WHAT YOU NEED TO DO: Repeat the following listing word for word, starting with the line that contains "node-15: 15 [189, 250, 213, 274]" and going on through the line that contains "node-label: 11 [225, 202, 238, 213]", with both of those lines included.

§ §

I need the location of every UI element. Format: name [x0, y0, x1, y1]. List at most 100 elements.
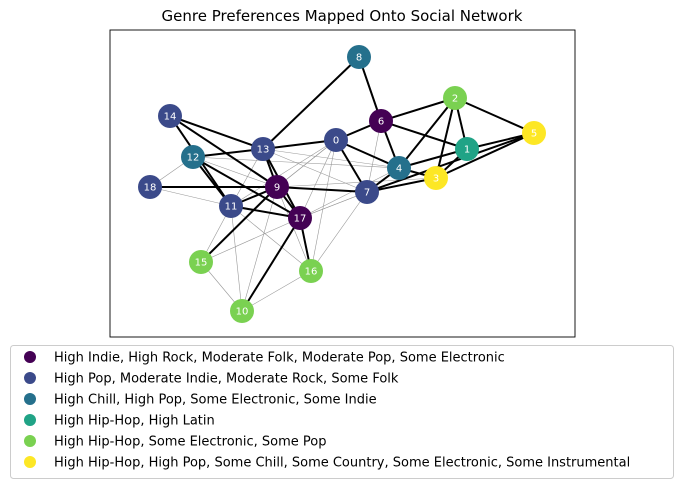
node-15: 15 [189, 250, 213, 274]
edge-strong-9-7 [276, 186, 368, 193]
node-circle [158, 104, 182, 128]
node-circle [324, 128, 348, 152]
edge-strong-7-5 [366, 132, 535, 193]
node-label: 18 [144, 183, 157, 194]
legend-label: High Hip-Hop, Some Electronic, Some Pop [54, 435, 327, 450]
node-12: 12 [181, 145, 205, 169]
node-7: 7 [355, 180, 379, 204]
node-circle [138, 175, 162, 199]
node-13: 13 [251, 137, 275, 161]
edge-weak-9-0 [276, 139, 337, 188]
legend-marker [24, 372, 36, 384]
node-2: 2 [443, 86, 467, 110]
node-label: 5 [531, 129, 537, 140]
node-label: 10 [236, 307, 249, 318]
node-14: 14 [158, 104, 182, 128]
node-label: 6 [378, 117, 384, 128]
node-label: 11 [225, 202, 238, 213]
node-label: 9 [274, 183, 280, 194]
edge-weak-12-9 [192, 156, 278, 188]
edge-strong-2-4 [398, 97, 456, 169]
node-label: 4 [396, 164, 402, 175]
edge-strong-2-3 [435, 97, 456, 179]
figure-title: Genre Preferences Mapped Onto Social Net… [162, 7, 523, 25]
legend-label: High Indie, High Rock, Moderate Folk, Mo… [54, 351, 505, 366]
edge-weak-16-10 [241, 270, 312, 312]
node-10: 10 [230, 299, 254, 323]
plot-frame [109, 29, 576, 338]
node-6: 6 [369, 109, 393, 133]
edge-weak-11-16 [230, 205, 312, 272]
edge-strong-8-13 [262, 56, 360, 150]
legend-frame [10, 345, 674, 479]
node-circle [299, 259, 323, 283]
edge-weak-0-17 [299, 139, 337, 219]
node-label: 12 [187, 153, 200, 164]
node-3: 3 [424, 166, 448, 190]
edge-weak-13-7 [262, 148, 368, 193]
node-circle [181, 145, 205, 169]
legend-marker [24, 435, 36, 447]
node-circle [355, 180, 379, 204]
legend-item: High Pop, Moderate Indie, Moderate Rock,… [24, 372, 399, 387]
legend-item: High Hip-Hop, High Pop, Some Chill, Some… [24, 456, 630, 471]
legend-item: High Hip-Hop, High Latin [24, 414, 215, 429]
edge-strong-14-9 [169, 115, 278, 188]
node-label: 14 [164, 112, 177, 123]
edge-weak-9-3 [276, 177, 437, 188]
node-circle [387, 156, 411, 180]
legend-item: High Chill, High Pop, Some Electronic, S… [24, 393, 377, 408]
node-18: 18 [138, 175, 162, 199]
node-17: 17 [288, 206, 312, 230]
legend-marker [24, 456, 36, 468]
legend-label: High Chill, High Pop, Some Electronic, S… [54, 393, 377, 408]
node-circle [251, 137, 275, 161]
node-label: 2 [452, 94, 458, 105]
edge-strong-9-15 [200, 186, 278, 263]
node-circle [424, 166, 448, 190]
node-circle [347, 45, 371, 69]
edge-strong-2-5 [454, 97, 535, 134]
node-label: 8 [356, 53, 362, 64]
node-circle [522, 121, 546, 145]
node-label: 16 [305, 267, 318, 278]
edge-weak-17-15 [200, 217, 301, 263]
legend-marker [24, 414, 36, 426]
edge-weak-4-17 [299, 167, 400, 219]
node-5: 5 [522, 121, 546, 145]
edge-weak-9-10 [241, 186, 278, 312]
node-label: 15 [195, 258, 208, 269]
node-label: 3 [433, 174, 439, 185]
edge-weak-13-4 [262, 148, 400, 169]
edge-weak-18-11 [149, 186, 232, 207]
edge-strong-3-5 [435, 132, 535, 179]
node-circle [230, 299, 254, 323]
legend-item: High Indie, High Rock, Moderate Folk, Mo… [24, 351, 505, 366]
legend-item: High Hip-Hop, Some Electronic, Some Pop [24, 435, 327, 450]
strong-edges [150, 56, 535, 312]
node-1: 1 [455, 137, 479, 161]
legend-label: High Hip-Hop, High Pop, Some Chill, Some… [54, 456, 630, 471]
edge-strong-14-13 [169, 115, 264, 150]
legend-marker [24, 351, 36, 363]
node-label: 0 [333, 136, 339, 147]
edge-strong-6-1 [380, 120, 468, 150]
node-circle [288, 206, 312, 230]
node-circle [219, 194, 243, 218]
legend-label: High Pop, Moderate Indie, Moderate Rock,… [54, 372, 399, 387]
node-16: 16 [299, 259, 323, 283]
node-label: 13 [257, 145, 270, 156]
node-11: 11 [219, 194, 243, 218]
node-circle [455, 137, 479, 161]
edge-weak-11-10 [230, 205, 243, 312]
legend-marker [24, 393, 36, 405]
node-circle [189, 250, 213, 274]
edge-strong-0-13 [262, 139, 337, 150]
legend: High Indie, High Rock, Moderate Folk, Mo… [10, 345, 674, 479]
node-0: 0 [324, 128, 348, 152]
node-label: 17 [294, 214, 307, 225]
edge-strong-17-10 [241, 217, 301, 312]
node-label: 7 [364, 188, 370, 199]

§ §

ANSWER TO THE TASK:
node-15: 15 [189, 250, 213, 274]
edge-strong-9-7 [276, 186, 368, 193]
node-circle [158, 104, 182, 128]
node-circle [324, 128, 348, 152]
edge-strong-7-5 [366, 132, 535, 193]
node-label: 18 [144, 183, 157, 194]
legend-label: High Hip-Hop, Some Electronic, Some Pop [54, 435, 327, 450]
node-12: 12 [181, 145, 205, 169]
node-7: 7 [355, 180, 379, 204]
node-circle [138, 175, 162, 199]
node-13: 13 [251, 137, 275, 161]
edge-weak-9-0 [276, 139, 337, 188]
legend-marker [24, 372, 36, 384]
node-2: 2 [443, 86, 467, 110]
node-label: 5 [531, 129, 537, 140]
node-label: 10 [236, 307, 249, 318]
node-14: 14 [158, 104, 182, 128]
node-label: 6 [378, 117, 384, 128]
node-label: 11 [225, 202, 238, 213]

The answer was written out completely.